» **What is expected**
Retype each entry below exactly as it stands.

» **Task data**

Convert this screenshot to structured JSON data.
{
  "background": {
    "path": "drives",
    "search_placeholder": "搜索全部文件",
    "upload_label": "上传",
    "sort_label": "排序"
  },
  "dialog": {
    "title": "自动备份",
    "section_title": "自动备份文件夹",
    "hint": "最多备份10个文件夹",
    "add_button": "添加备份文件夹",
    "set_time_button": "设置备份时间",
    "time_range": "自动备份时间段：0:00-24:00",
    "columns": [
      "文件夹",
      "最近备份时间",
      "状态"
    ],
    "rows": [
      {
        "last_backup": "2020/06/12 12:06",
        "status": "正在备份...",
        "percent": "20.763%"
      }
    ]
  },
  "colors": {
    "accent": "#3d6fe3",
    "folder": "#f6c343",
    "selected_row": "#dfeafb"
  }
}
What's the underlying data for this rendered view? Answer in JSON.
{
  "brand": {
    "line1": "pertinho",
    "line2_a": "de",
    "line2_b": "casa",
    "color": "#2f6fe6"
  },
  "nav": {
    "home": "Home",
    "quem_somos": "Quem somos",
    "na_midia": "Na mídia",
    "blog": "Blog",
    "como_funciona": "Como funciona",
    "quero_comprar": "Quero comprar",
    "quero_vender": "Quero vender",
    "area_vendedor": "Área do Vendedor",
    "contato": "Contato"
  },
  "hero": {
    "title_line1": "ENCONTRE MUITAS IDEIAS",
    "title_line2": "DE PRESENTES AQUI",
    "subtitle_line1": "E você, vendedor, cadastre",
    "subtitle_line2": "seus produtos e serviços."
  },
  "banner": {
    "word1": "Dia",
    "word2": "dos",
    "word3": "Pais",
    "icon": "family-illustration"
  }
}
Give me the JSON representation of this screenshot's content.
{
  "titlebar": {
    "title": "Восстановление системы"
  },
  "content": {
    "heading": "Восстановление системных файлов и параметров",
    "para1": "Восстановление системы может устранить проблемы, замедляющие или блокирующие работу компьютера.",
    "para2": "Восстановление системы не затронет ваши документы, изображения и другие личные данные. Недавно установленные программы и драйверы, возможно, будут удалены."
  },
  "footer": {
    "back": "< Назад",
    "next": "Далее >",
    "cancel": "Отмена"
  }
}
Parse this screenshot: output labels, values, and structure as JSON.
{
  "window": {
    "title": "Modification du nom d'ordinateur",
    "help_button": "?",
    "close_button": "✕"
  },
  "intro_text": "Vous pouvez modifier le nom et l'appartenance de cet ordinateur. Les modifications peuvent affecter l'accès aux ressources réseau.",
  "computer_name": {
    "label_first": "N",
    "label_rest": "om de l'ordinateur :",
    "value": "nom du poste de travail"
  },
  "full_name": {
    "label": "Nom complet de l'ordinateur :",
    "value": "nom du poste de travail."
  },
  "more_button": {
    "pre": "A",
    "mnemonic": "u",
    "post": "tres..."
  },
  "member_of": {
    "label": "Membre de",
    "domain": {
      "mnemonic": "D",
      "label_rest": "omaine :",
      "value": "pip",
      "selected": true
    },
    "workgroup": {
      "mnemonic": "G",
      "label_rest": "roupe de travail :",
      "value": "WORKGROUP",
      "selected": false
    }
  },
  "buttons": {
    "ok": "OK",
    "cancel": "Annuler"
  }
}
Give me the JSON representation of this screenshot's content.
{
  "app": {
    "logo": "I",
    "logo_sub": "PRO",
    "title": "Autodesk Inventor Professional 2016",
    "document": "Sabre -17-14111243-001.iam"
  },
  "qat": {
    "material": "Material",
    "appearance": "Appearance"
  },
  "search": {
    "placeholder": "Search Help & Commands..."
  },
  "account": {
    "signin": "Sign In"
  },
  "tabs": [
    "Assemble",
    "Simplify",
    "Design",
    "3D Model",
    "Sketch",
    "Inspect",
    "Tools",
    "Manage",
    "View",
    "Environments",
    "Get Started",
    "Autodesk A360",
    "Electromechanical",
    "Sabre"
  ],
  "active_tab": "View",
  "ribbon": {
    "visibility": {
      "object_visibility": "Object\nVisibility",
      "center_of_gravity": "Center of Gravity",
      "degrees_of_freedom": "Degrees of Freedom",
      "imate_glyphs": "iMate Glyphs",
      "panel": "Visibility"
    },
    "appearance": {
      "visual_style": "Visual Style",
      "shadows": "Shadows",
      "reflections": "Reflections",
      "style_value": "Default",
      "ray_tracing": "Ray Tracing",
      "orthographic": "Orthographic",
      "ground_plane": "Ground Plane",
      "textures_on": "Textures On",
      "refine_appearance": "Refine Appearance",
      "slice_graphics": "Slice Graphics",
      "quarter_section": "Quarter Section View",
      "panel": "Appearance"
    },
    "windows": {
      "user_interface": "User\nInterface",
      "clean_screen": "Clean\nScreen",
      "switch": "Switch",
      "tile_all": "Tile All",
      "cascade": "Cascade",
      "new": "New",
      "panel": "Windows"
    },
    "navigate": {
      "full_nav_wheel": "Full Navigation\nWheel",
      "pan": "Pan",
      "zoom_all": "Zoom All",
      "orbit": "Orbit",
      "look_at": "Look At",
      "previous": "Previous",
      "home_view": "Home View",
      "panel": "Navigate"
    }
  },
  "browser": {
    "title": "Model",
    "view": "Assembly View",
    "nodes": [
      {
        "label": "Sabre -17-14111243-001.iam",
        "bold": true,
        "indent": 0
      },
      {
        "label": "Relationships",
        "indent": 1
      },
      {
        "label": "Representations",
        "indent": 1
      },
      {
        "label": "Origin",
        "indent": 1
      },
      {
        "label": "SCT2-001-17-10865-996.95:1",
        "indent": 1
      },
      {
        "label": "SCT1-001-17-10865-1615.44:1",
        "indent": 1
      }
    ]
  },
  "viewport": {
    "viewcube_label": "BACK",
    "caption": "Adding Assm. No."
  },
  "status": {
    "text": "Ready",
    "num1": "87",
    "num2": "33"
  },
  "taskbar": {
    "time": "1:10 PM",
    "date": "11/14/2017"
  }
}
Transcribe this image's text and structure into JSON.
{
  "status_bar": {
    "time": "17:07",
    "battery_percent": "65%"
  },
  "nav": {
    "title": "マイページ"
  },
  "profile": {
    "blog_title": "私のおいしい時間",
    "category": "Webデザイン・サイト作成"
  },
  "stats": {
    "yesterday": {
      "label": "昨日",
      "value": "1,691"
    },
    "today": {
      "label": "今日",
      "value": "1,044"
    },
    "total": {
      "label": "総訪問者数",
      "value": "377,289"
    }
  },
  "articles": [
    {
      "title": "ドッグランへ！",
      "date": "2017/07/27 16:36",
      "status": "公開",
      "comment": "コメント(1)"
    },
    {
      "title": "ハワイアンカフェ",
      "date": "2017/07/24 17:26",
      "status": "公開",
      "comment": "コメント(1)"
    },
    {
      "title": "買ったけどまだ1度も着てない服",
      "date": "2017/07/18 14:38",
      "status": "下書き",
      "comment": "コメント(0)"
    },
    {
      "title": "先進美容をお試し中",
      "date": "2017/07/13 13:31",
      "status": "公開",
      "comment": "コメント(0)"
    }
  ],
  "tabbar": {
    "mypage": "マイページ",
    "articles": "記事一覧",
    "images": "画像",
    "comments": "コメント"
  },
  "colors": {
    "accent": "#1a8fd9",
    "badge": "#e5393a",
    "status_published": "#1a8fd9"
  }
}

» **Answer to this task**
Convert this screenshot to structured JSON data.
{
  "background": {
    "path": "drives",
    "search_placeholder": "搜索全部文件",
    "upload_label": "上传",
    "sort_label": "排序"
  },
  "dialog": {
    "title": "自动备份",
    "section_title": "自动备份文件夹",
    "hint": "最多备份10个文件夹",
    "add_button": "添加备份文件夹",
    "set_time_button": "设置备份时间",
    "time_range": "自动备份时间段：0:00-24:00",
    "columns": [
      "文件夹",
      "最近备份时间",
      "状态"
    ],
    "rows": [
      {
        "last_backup": "2020/06/12 12:06",
        "status": "正在备份...",
        "percent": "20.763%"
      }
    ]
  },
  "colors": {
    "accent": "#3d6fe3",
    "folder": "#f6c343",
    "selected_row": "#dfeafb"
  }
}
What's the underlying data for this rendered view? Answer in JSON.
{
  "brand": {
    "line1": "pertinho",
    "line2_a": "de",
    "line2_b": "casa",
    "color": "#2f6fe6"
  },
  "nav": {
    "home": "Home",
    "quem_somos": "Quem somos",
    "na_midia": "Na mídia",
    "blog": "Blog",
    "como_funciona": "Como funciona",
    "quero_comprar": "Quero comprar",
    "quero_vender": "Quero vender",
    "area_vendedor": "Área do Vendedor",
    "contato": "Contato"
  },
  "hero": {
    "title_line1": "ENCONTRE MUITAS IDEIAS",
    "title_line2": "DE PRESENTES AQUI",
    "subtitle_line1": "E você, vendedor, cadastre",
    "subtitle_line2": "seus produtos e serviços."
  },
  "banner": {
    "word1": "Dia",
    "word2": "dos",
    "word3": "Pais",
    "icon": "family-illustration"
  }
}
Give me the JSON representation of this screenshot's content.
{
  "titlebar": {
    "title": "Восстановление системы"
  },
  "content": {
    "heading": "Восстановление системных файлов и параметров",
    "para1": "Восстановление системы может устранить проблемы, замедляющие или блокирующие работу компьютера.",
    "para2": "Восстановление системы не затронет ваши документы, изображения и другие личные данные. Недавно установленные программы и драйверы, возможно, будут удалены."
  },
  "footer": {
    "back": "< Назад",
    "next": "Далее >",
    "cancel": "Отмена"
  }
}
Parse this screenshot: output labels, values, and structure as JSON.
{
  "window": {
    "title": "Modification du nom d'ordinateur",
    "help_button": "?",
    "close_button": "✕"
  },
  "intro_text": "Vous pouvez modifier le nom et l'appartenance de cet ordinateur. Les modifications peuvent affecter l'accès aux ressources réseau.",
  "computer_name": {
    "label_first": "N",
    "label_rest": "om de l'ordinateur :",
    "value": "nom du poste de travail"
  },
  "full_name": {
    "label": "Nom complet de l'ordinateur :",
    "value": "nom du poste de travail."
  },
  "more_button": {
    "pre": "A",
    "mnemonic": "u",
    "post": "tres..."
  },
  "member_of": {
    "label": "Membre de",
    "domain": {
      "mnemonic": "D",
      "label_rest": "omaine :",
      "value": "pip",
      "selected": true
    },
    "workgroup": {
      "mnemonic": "G",
      "label_rest": "roupe de travail :",
      "value": "WORKGROUP",
      "selected": false
    }
  },
  "buttons": {
    "ok": "OK",
    "cancel": "Annuler"
  }
}
Give me the JSON representation of this screenshot's content.
{
  "app": {
    "logo": "I",
    "logo_sub": "PRO",
    "title": "Autodesk Inventor Professional 2016",
    "document": "Sabre -17-14111243-001.iam"
  },
  "qat": {
    "material": "Material",
    "appearance": "Appearance"
  },
  "search": {
    "placeholder": "Search Help & Commands..."
  },
  "account": {
    "signin": "Sign In"
  },
  "tabs": [
    "Assemble",
    "Simplify",
    "Design",
    "3D Model",
    "Sketch",
    "Inspect",
    "Tools",
    "Manage",
    "View",
    "Environments",
    "Get Started",
    "Autodesk A360",
    "Electromechanical",
    "Sabre"
  ],
  "active_tab": "View",
  "ribbon": {
    "visibility": {
      "object_visibility": "Object\nVisibility",
      "center_of_gravity": "Center of Gravity",
      "degrees_of_freedom": "Degrees of Freedom",
      "imate_glyphs": "iMate Glyphs",
      "panel": "Visibility"
    },
    "appearance": {
      "visual_style": "Visual Style",
      "shadows": "Shadows",
      "reflections": "Reflections",
      "style_value": "Default",
      "ray_tracing": "Ray Tracing",
      "orthographic": "Orthographic",
      "ground_plane": "Ground Plane",
      "textures_on": "Textures On",
      "refine_appearance": "Refine Appearance",
      "slice_graphics": "Slice Graphics",
      "quarter_section": "Quarter Section View",
      "panel": "Appearance"
    },
    "windows": {
      "user_interface": "User\nInterface",
      "clean_screen": "Clean\nScreen",
      "switch": "Switch",
      "tile_all": "Tile All",
      "cascade": "Cascade",
      "new": "New",
      "panel": "Windows"
    },
    "navigate": {
      "full_nav_wheel": "Full Navigation\nWheel",
      "pan": "Pan",
      "zoom_all": "Zoom All",
      "orbit": "Orbit",
      "look_at": "Look At",
      "previous": "Previous",
      "home_view": "Home View",
      "panel": "Navigate"
    }
  },
  "browser": {
    "title": "Model",
    "view": "Assembly View",
    "nodes": [
      {
        "label": "Sabre -17-14111243-001.iam",
        "bold": true,
        "indent": 0
      },
      {
        "label": "Relationships",
        "indent": 1
      },
      {
        "label": "Representations",
        "indent": 1
      },
      {
        "label": "Origin",
        "indent": 1
      },
      {
        "label": "SCT2-001-17-10865-996.95:1",
        "indent": 1
      },
      {
        "label": "SCT1-001-17-10865-1615.44:1",
        "indent": 1
      }
    ]
  },
  "viewport": {
    "viewcube_label": "BACK",
    "caption": "Adding Assm. No."
  },
  "status": {
    "text": "Ready",
    "num1": "87",
    "num2": "33"
  },
  "taskbar": {
    "time": "1:10 PM",
    "date": "11/14/2017"
  }
}
Transcribe this image's text and structure into JSON.
{
  "status_bar": {
    "time": "17:07",
    "battery_percent": "65%"
  },
  "nav": {
    "title": "マイページ"
  },
  "profile": {
    "blog_title": "私のおいしい時間",
    "category": "Webデザイン・サイト作成"
  },
  "stats": {
    "yesterday": {
      "label": "昨日",
      "value": "1,691"
    },
    "today": {
      "label": "今日",
      "value": "1,044"
    },
    "total": {
      "label": "総訪問者数",
      "value": "377,289"
    }
  },
  "articles": [
    {
      "title": "ドッグランへ！",
      "date": "2017/07/27 16:36",
      "status": "公開",
      "comment": "コメント(1)"
    },
    {
      "title": "ハワイアンカフェ",
      "date": "2017/07/24 17:26",
      "status": "公開",
      "comment": "コメント(1)"
    },
    {
      "title": "買ったけどまだ1度も着てない服",
      "date": "2017/07/18 14:38",
      "status": "下書き",
      "comment": "コメント(0)"
    },
    {
      "title": "先進美容をお試し中",
      "date": "2017/07/13 13:31",
      "status": "公開",
      "comment": "コメント(0)"
    }
  ],
  "tabbar": {
    "mypage": "マイページ",
    "articles": "記事一覧",
    "images": "画像",
    "comments": "コメント"
  },
  "colors": {
    "accent": "#1a8fd9",
    "badge": "#e5393a",
    "status_published": "#1a8fd9"
  }
}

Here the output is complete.